> **Stated task**
Reproduce all the material exactly, minus any pictures it holds.
___ Provided records
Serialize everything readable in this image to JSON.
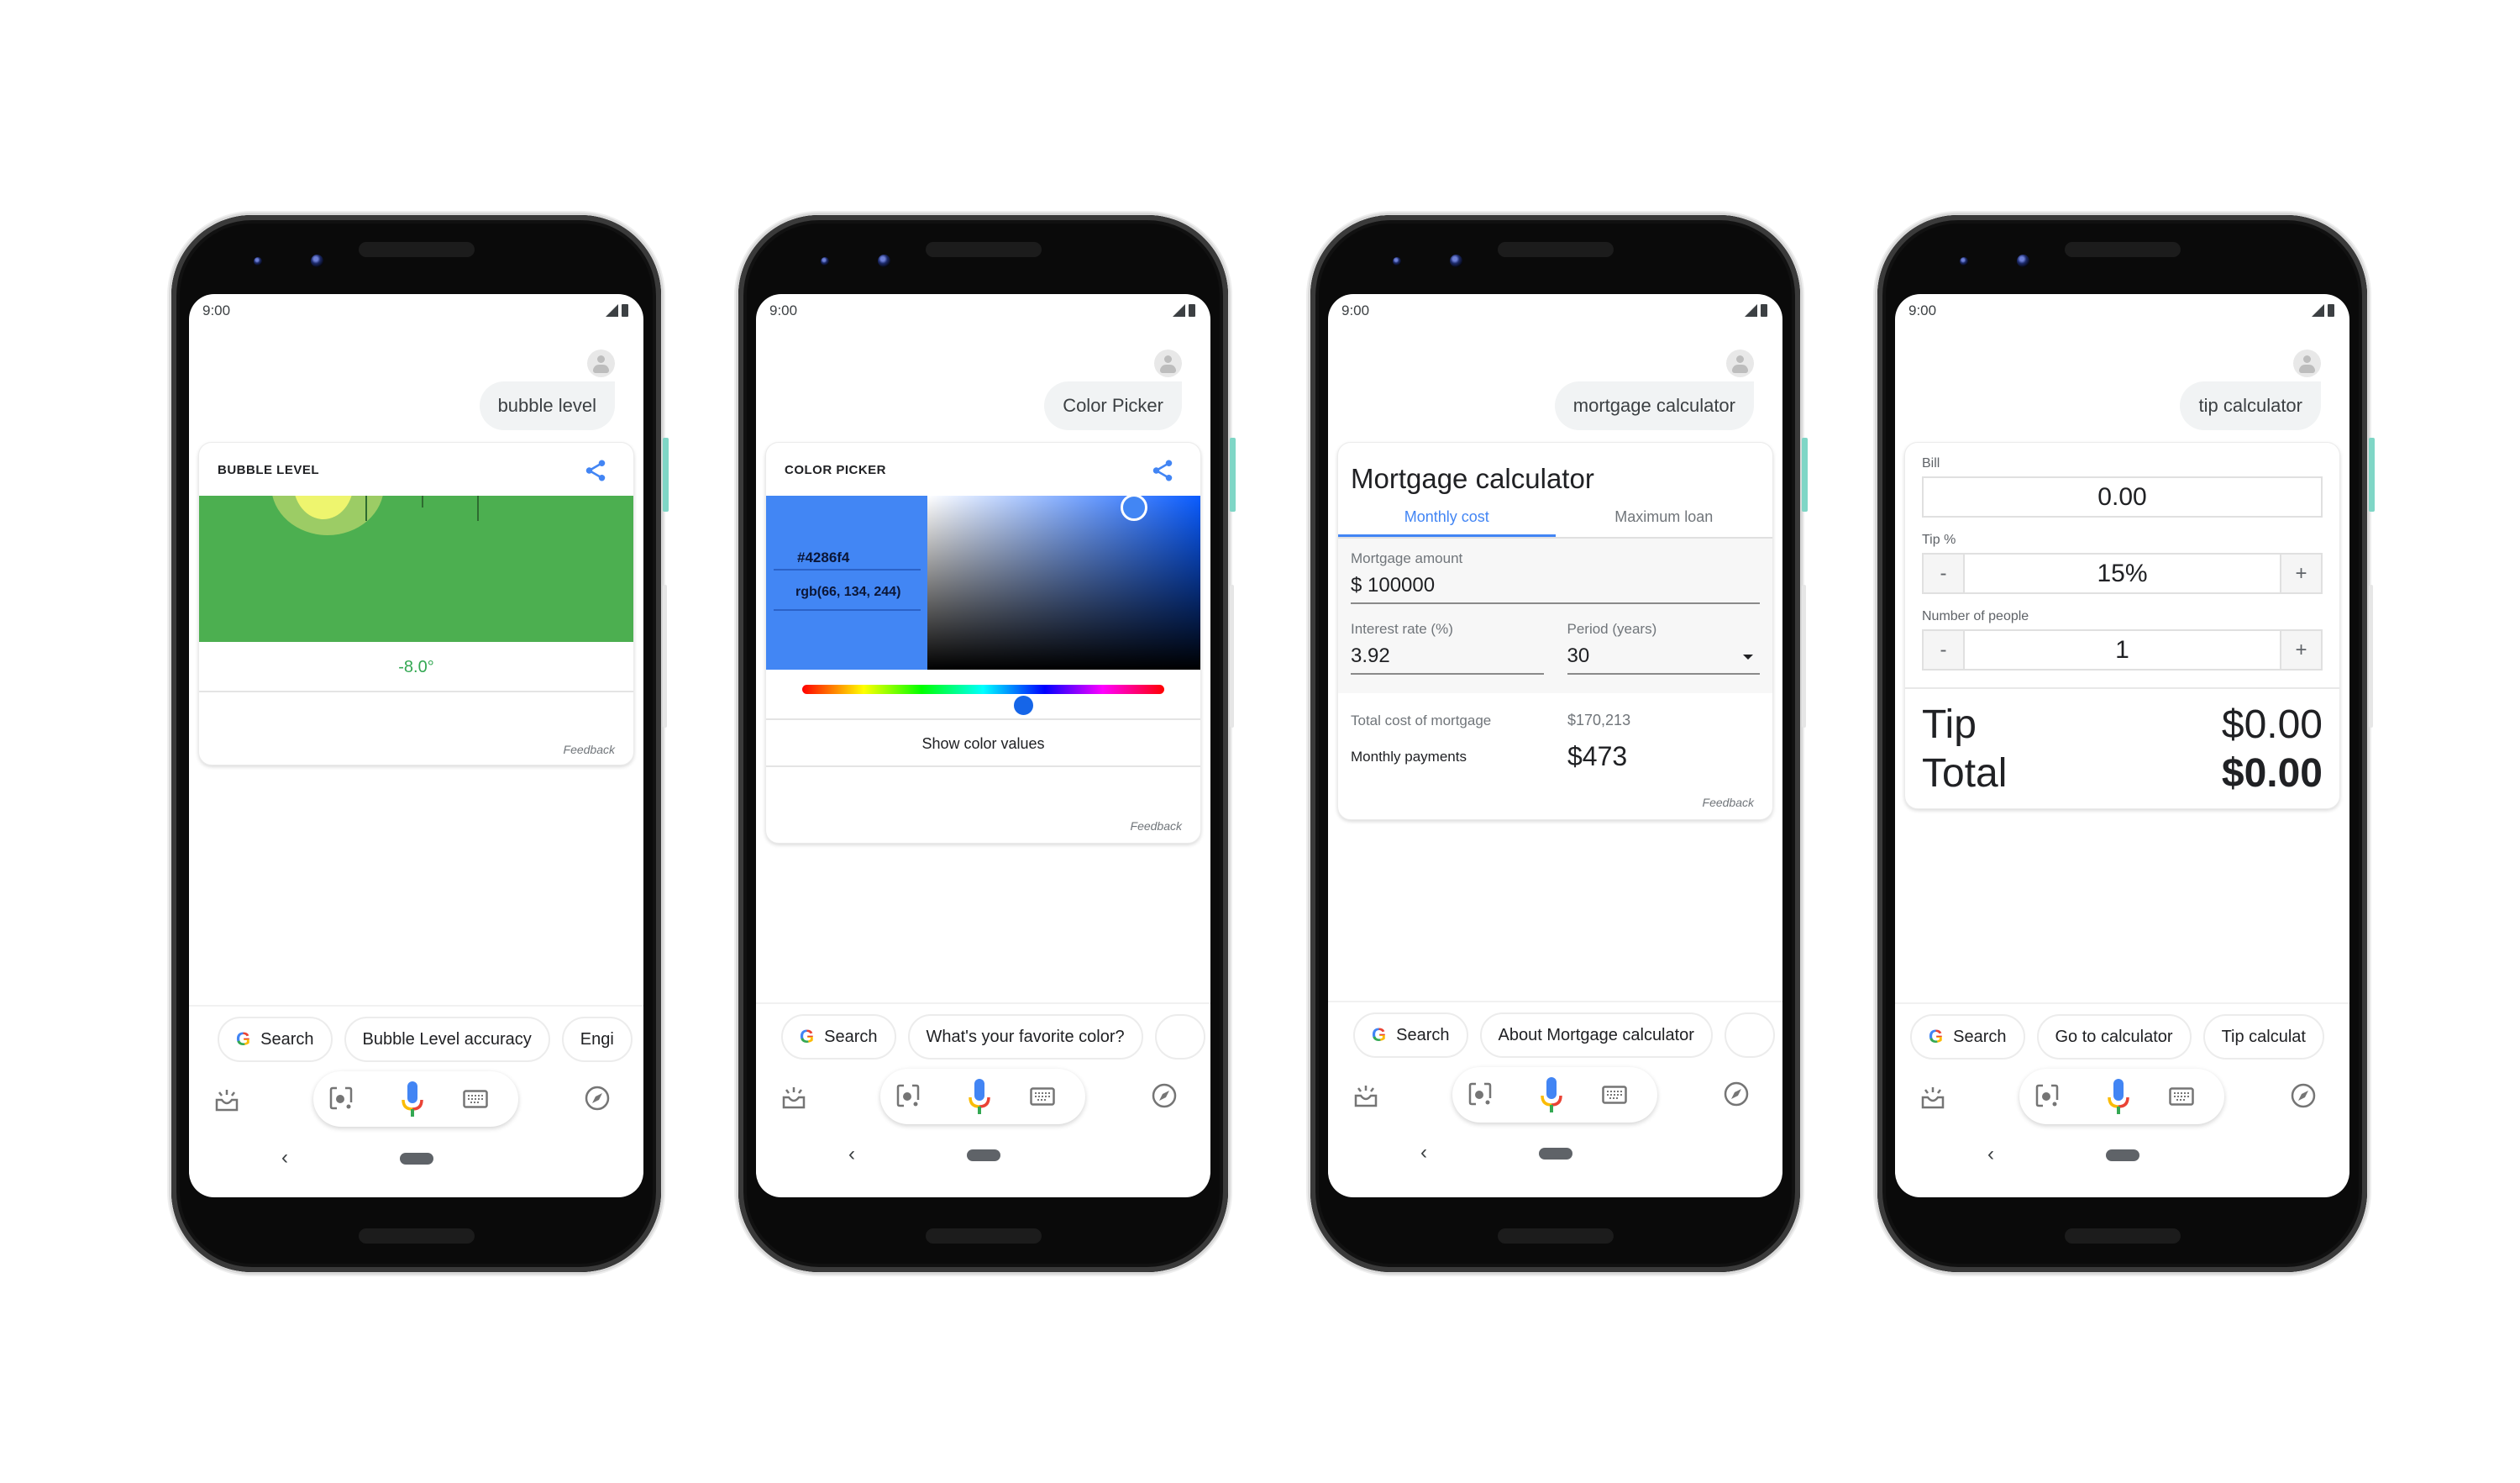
{
  "phones": [
    {
      "status": {
        "time": "9:00"
      },
      "query": "bubble level",
      "card": {
        "title": "BUBBLE LEVEL",
        "reading": "-8.0°",
        "feedback": "Feedback"
      },
      "chips": [
        "Search",
        "Bubble Level accuracy",
        "Engi"
      ],
      "colors": {
        "level_green": "#4caf50",
        "bubble_yellow": "#eef56e",
        "reading_green": "#34a853"
      }
    },
    {
      "status": {
        "time": "9:00"
      },
      "query": "Color Picker",
      "card": {
        "title": "COLOR PICKER",
        "hex": "#4286f4",
        "rgb": "rgb(66, 134, 244)",
        "selected_color": "#4286f4",
        "hue_position": 0.61,
        "show_values_label": "Show color values",
        "feedback": "Feedback"
      },
      "chips": [
        "Search",
        "What's your favorite color?",
        ""
      ]
    },
    {
      "status": {
        "time": "9:00"
      },
      "query": "mortgage calculator",
      "card": {
        "title": "Mortgage calculator",
        "tabs": [
          {
            "label": "Monthly cost",
            "active": true
          },
          {
            "label": "Maximum loan",
            "active": false
          }
        ],
        "mortgage_amount_label": "Mortgage amount",
        "mortgage_amount_value": "$ 100000",
        "interest_label": "Interest rate (%)",
        "interest_value": "3.92",
        "period_label": "Period (years)",
        "period_value": "30",
        "total_cost_label": "Total cost of mortgage",
        "total_cost_value": "$170,213",
        "monthly_label": "Monthly payments",
        "monthly_value": "$473",
        "feedback": "Feedback"
      },
      "chips": [
        "Search",
        "About Mortgage calculator",
        ""
      ]
    },
    {
      "status": {
        "time": "9:00"
      },
      "query": "tip calculator",
      "card": {
        "bill_label": "Bill",
        "bill_value": "0.00",
        "tip_label": "Tip %",
        "tip_value": "15%",
        "people_label": "Number of people",
        "people_value": "1",
        "minus": "-",
        "plus": "+",
        "tip_result_label": "Tip",
        "tip_result_value": "$0.00",
        "total_label": "Total",
        "total_value": "$0.00"
      },
      "chips": [
        "Search",
        "Go to calculator",
        "Tip calculat"
      ]
    }
  ],
  "accent": "#4285f4"
}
______
> **Complete answer**
Serialize everything readable in this image to JSON.
{
  "phones": [
    {
      "status": {
        "time": "9:00"
      },
      "query": "bubble level",
      "card": {
        "title": "BUBBLE LEVEL",
        "reading": "-8.0°",
        "feedback": "Feedback"
      },
      "chips": [
        "Search",
        "Bubble Level accuracy",
        "Engi"
      ],
      "colors": {
        "level_green": "#4caf50",
        "bubble_yellow": "#eef56e",
        "reading_green": "#34a853"
      }
    },
    {
      "status": {
        "time": "9:00"
      },
      "query": "Color Picker",
      "card": {
        "title": "COLOR PICKER",
        "hex": "#4286f4",
        "rgb": "rgb(66, 134, 244)",
        "selected_color": "#4286f4",
        "hue_position": 0.61,
        "show_values_label": "Show color values",
        "feedback": "Feedback"
      },
      "chips": [
        "Search",
        "What's your favorite color?",
        ""
      ]
    },
    {
      "status": {
        "time": "9:00"
      },
      "query": "mortgage calculator",
      "card": {
        "title": "Mortgage calculator",
        "tabs": [
          {
            "label": "Monthly cost",
            "active": true
          },
          {
            "label": "Maximum loan",
            "active": false
          }
        ],
        "mortgage_amount_label": "Mortgage amount",
        "mortgage_amount_value": "$ 100000",
        "interest_label": "Interest rate (%)",
        "interest_value": "3.92",
        "period_label": "Period (years)",
        "period_value": "30",
        "total_cost_label": "Total cost of mortgage",
        "total_cost_value": "$170,213",
        "monthly_label": "Monthly payments",
        "monthly_value": "$473",
        "feedback": "Feedback"
      },
      "chips": [
        "Search",
        "About Mortgage calculator",
        ""
      ]
    },
    {
      "status": {
        "time": "9:00"
      },
      "query": "tip calculator",
      "card": {
        "bill_label": "Bill",
        "bill_value": "0.00",
        "tip_label": "Tip %",
        "tip_value": "15%",
        "people_label": "Number of people",
        "people_value": "1",
        "minus": "-",
        "plus": "+",
        "tip_result_label": "Tip",
        "tip_result_value": "$0.00",
        "total_label": "Total",
        "total_value": "$0.00"
      },
      "chips": [
        "Search",
        "Go to calculator",
        "Tip calculat"
      ]
    }
  ],
  "accent": "#4285f4"
}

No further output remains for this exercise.